Find every line below that contains the word "leaves" and copy it out.

→ **Materials provided**:
=-=-=
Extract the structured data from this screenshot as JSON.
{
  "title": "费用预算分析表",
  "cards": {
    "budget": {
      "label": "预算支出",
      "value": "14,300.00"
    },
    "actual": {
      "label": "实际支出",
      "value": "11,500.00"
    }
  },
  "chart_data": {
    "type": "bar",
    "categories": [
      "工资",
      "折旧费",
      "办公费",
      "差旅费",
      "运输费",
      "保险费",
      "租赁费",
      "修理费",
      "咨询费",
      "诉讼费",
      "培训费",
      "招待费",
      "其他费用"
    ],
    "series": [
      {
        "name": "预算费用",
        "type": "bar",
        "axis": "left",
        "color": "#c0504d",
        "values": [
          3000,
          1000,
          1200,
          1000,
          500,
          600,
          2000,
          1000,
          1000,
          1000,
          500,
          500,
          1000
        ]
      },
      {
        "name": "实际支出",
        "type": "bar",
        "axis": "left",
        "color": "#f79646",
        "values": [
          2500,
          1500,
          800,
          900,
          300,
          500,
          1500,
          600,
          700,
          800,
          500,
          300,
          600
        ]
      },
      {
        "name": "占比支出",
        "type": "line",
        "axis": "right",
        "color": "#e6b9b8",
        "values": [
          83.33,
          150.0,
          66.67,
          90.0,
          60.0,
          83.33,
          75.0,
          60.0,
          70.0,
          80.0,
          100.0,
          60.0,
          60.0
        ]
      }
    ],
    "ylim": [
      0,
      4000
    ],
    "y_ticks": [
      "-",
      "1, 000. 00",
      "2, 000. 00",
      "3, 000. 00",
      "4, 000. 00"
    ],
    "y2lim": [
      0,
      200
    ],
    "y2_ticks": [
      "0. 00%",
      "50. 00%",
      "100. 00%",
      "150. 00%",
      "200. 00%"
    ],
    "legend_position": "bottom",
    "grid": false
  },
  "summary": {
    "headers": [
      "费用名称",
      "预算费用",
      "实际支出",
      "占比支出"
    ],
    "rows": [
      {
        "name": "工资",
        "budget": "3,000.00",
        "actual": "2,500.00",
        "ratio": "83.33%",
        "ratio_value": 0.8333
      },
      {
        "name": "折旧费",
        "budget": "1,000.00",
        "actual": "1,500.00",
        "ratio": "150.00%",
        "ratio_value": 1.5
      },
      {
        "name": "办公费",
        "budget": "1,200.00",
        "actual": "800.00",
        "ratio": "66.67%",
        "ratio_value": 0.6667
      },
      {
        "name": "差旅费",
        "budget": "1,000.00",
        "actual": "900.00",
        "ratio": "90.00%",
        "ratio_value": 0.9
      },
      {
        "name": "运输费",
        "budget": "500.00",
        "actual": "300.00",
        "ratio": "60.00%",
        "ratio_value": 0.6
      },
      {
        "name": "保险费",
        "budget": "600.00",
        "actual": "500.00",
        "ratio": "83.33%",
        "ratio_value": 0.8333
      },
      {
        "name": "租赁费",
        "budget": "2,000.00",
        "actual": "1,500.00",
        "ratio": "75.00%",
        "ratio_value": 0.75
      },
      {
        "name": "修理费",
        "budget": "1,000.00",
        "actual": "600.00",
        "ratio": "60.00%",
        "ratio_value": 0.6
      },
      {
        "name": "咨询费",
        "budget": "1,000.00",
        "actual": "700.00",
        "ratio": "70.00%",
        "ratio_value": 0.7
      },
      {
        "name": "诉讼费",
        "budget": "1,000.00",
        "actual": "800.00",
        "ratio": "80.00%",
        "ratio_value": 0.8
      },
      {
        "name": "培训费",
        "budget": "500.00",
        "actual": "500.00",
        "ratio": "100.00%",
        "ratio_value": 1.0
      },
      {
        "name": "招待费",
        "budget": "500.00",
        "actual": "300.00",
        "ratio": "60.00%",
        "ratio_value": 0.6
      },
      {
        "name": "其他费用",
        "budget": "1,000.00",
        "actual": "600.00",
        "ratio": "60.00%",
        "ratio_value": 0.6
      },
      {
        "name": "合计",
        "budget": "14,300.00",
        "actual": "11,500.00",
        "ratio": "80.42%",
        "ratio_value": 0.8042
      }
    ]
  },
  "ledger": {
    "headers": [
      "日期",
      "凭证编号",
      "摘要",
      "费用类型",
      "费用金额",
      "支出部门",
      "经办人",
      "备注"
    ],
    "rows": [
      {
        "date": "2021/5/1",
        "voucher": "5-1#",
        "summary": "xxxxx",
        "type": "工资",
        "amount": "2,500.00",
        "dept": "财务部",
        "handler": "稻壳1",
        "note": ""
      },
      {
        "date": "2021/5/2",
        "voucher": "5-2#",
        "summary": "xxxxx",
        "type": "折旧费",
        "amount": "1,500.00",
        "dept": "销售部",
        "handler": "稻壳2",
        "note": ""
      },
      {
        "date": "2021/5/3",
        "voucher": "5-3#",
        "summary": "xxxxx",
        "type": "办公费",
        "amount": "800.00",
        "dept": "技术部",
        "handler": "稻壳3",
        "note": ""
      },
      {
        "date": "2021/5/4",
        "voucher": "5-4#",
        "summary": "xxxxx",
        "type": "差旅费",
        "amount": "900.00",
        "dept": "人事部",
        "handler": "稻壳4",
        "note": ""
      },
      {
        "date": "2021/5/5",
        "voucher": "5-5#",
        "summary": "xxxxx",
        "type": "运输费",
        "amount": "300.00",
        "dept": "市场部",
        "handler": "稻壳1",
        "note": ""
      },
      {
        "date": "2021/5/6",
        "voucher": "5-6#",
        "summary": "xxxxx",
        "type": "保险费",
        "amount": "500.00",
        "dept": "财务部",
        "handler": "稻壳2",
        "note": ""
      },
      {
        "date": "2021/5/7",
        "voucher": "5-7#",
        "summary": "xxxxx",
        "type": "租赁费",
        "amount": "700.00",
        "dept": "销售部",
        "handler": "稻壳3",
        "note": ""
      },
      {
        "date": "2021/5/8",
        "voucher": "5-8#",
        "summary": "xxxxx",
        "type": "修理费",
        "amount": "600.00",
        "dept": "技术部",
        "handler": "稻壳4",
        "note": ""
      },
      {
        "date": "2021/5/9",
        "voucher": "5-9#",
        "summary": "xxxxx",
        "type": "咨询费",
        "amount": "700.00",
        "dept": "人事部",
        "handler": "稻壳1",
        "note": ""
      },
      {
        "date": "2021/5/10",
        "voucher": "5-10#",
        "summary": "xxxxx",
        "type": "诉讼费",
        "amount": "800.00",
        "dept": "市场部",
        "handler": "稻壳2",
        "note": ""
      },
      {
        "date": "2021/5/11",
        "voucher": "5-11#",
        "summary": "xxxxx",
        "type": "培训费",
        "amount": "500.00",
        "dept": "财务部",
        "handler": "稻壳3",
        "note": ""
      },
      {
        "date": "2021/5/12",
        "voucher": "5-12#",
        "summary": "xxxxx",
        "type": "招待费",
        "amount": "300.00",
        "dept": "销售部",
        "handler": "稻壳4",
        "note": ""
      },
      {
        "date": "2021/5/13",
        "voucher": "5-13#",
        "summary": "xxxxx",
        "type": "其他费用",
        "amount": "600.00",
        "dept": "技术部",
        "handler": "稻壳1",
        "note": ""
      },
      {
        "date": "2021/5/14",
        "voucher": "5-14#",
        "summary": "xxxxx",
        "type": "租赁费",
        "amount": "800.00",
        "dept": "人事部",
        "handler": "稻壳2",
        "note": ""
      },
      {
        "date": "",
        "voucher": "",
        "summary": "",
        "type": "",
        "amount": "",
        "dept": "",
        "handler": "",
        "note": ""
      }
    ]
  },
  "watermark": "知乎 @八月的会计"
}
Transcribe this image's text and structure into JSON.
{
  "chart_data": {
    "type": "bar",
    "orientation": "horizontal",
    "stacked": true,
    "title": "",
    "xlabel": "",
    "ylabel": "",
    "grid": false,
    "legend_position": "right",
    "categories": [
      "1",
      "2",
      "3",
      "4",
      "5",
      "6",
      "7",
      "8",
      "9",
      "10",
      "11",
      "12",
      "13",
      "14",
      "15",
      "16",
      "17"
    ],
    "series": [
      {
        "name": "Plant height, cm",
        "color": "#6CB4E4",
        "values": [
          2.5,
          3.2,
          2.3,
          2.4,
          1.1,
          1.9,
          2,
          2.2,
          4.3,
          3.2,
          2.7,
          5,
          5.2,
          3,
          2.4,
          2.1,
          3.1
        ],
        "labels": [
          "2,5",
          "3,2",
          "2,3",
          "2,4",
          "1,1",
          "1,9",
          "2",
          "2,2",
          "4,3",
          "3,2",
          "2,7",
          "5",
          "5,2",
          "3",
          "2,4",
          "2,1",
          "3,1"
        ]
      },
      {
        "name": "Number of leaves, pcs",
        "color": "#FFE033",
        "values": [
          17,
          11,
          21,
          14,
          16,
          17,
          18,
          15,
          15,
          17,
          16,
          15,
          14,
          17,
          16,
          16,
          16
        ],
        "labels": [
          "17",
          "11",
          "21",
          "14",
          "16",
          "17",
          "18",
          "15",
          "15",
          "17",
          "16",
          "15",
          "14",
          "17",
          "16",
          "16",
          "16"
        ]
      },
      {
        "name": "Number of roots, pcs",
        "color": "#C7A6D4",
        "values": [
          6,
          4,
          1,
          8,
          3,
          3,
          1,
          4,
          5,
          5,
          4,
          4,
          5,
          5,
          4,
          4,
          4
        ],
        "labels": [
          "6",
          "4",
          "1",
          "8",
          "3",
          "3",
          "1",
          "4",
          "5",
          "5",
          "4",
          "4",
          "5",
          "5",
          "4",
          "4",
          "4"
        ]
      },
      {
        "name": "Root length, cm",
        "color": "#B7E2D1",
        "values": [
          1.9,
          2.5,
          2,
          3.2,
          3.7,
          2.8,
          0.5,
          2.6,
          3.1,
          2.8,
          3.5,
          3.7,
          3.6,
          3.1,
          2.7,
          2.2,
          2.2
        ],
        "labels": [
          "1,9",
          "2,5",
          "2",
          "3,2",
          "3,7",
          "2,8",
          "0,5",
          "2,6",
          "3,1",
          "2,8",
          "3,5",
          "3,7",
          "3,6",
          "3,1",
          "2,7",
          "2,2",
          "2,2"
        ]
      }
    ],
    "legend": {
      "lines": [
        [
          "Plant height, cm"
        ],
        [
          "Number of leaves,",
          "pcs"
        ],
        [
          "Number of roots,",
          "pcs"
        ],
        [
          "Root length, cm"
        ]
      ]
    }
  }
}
=-=-=
→ **Problem solution**:
        "name": "Number of leaves, pcs",
          "Number of leaves,",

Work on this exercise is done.